Text passage:
From 28dd68701a21de616ecac4934c7bd60dbe0fec5e Mon Sep 17 00:00:00 2001
From: Lucas Smith <me@lucasjamessmith.me>
Date: Wed, 28 Jan 2026 15:30:14 +1100
Subject: [PATCH 3/4] test(encoding): add tests for Latin-1/WinAnsi encoding
 with Standard 14 fonts

29 tests covering:
- Font encoding selection (WinAnsi vs Symbol vs ZapfDingbats)
- Glyph name mapping for accented/non-ASCII characters
- Width measurement correctness for accented text
- Font dict /Encoding verification
- Hex string encoding in content streams
- Unencodable character .notdef substitution
- Round-trip PDF generation with all font families
- Bytes pipeline backward compatibility (shapes, paths, images)
---
 src/api/drawing/latin1-encoding.test.ts | 476 ++++++++++++++++++++++++
 1 file changed, 476 insertions(+)
 create mode 100644 src/api/drawing/latin1-encoding.test.ts

diff --git a/src/api/drawing/latin1-encoding.test.ts b/src/api/drawing/latin1-encoding.test.ts
new file mode 100644
index 0000000..094cb35
--- /dev/null
+++ b/src/api/drawing/latin1-encoding.test.ts
@@ -0,0 +1,476 @@
+/**
+ * Tests for Latin-1 / accented character rendering with Standard 14 fonts.
+ *
+ * Verifies that the content stream pipeline correctly encodes non-ASCII
+ * characters using WinAnsiEncoding, avoiding UTF-8 round-trip corruption.

Data listing:
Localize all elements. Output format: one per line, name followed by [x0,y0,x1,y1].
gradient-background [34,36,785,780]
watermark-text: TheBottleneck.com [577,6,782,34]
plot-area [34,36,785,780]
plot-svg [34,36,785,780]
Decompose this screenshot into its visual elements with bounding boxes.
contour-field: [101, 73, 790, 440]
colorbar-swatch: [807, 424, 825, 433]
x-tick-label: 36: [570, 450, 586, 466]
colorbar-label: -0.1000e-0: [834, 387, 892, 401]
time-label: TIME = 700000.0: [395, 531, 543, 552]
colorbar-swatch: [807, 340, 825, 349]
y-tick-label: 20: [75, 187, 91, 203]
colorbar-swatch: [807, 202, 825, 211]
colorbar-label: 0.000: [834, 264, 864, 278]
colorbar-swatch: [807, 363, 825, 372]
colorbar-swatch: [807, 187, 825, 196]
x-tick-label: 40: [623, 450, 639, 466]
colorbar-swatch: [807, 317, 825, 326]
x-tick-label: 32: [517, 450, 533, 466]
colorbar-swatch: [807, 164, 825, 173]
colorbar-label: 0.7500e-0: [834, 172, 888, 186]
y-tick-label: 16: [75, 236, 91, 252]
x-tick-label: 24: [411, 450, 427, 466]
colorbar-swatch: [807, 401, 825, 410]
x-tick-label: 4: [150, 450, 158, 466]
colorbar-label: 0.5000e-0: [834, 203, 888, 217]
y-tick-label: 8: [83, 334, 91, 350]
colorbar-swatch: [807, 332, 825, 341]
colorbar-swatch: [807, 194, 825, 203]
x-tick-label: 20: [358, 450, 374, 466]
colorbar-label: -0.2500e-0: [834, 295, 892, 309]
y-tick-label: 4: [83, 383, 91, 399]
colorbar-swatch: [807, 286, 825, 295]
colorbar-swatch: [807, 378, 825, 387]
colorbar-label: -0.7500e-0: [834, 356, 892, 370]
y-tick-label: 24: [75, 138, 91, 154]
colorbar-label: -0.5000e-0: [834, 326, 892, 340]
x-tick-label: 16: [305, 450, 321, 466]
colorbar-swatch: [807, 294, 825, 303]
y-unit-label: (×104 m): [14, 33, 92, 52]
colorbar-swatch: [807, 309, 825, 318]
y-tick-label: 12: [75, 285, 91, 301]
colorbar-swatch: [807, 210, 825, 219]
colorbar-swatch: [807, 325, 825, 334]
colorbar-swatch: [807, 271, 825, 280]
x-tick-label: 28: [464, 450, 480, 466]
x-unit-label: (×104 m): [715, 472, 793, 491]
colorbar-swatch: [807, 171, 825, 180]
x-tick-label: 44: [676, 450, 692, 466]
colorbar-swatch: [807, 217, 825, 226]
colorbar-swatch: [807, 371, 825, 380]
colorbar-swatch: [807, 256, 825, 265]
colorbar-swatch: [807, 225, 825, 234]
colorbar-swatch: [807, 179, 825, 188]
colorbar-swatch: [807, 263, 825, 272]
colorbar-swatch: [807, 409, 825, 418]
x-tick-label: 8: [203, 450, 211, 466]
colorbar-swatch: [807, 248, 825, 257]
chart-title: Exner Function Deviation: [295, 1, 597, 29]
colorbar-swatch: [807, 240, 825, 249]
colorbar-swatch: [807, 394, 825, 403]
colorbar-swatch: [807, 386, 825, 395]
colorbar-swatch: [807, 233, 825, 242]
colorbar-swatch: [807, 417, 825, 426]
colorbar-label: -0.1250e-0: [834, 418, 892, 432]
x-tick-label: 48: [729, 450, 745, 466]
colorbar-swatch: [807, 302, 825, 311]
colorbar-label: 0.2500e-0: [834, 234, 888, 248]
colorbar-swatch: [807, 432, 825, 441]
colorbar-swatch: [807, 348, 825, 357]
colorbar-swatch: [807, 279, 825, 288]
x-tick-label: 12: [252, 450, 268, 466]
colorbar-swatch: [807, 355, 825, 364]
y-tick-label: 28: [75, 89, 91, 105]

Task A: Retype everything in the encoding test patch from "From 28dd68701a21de616ecac4934c7bd60dbe0fec5e Mon" down to "Symbol vs ZapfDingbats)".
Task B: How many tests does the encoding test patch say it covers?

Written solution A:
From 28dd68701a21de616ecac4934c7bd60dbe0fec5e Mon Sep 17 00:00:00 2001
From: Lucas Smith <me@lucasjamessmith.me>
Date: Wed, 28 Jan 2026 15:30:14 +1100
Subject: [PATCH 3/4] test(encoding): add tests for Latin-1/WinAnsi encoding
 with Standard 14 fonts

29 tests covering:
- Font encoding selection (WinAnsi vs Symbol vs ZapfDingbats)

Written solution B: 29 tests.